[Dataset records]

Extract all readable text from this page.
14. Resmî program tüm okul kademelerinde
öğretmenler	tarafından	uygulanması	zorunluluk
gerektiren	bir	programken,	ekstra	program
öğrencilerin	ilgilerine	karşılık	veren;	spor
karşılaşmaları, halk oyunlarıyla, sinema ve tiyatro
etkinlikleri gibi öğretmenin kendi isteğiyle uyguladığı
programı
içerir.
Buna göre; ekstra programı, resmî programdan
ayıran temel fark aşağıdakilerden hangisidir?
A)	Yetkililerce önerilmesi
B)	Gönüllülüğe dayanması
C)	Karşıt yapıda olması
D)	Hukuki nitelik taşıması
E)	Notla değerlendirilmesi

▸ **WRITTEN INSTRUCTION**
Look through the listing above and count the lines where the string "ekstra" appears. Report the number only.

▸ **EXERCISE RESPONSE**
2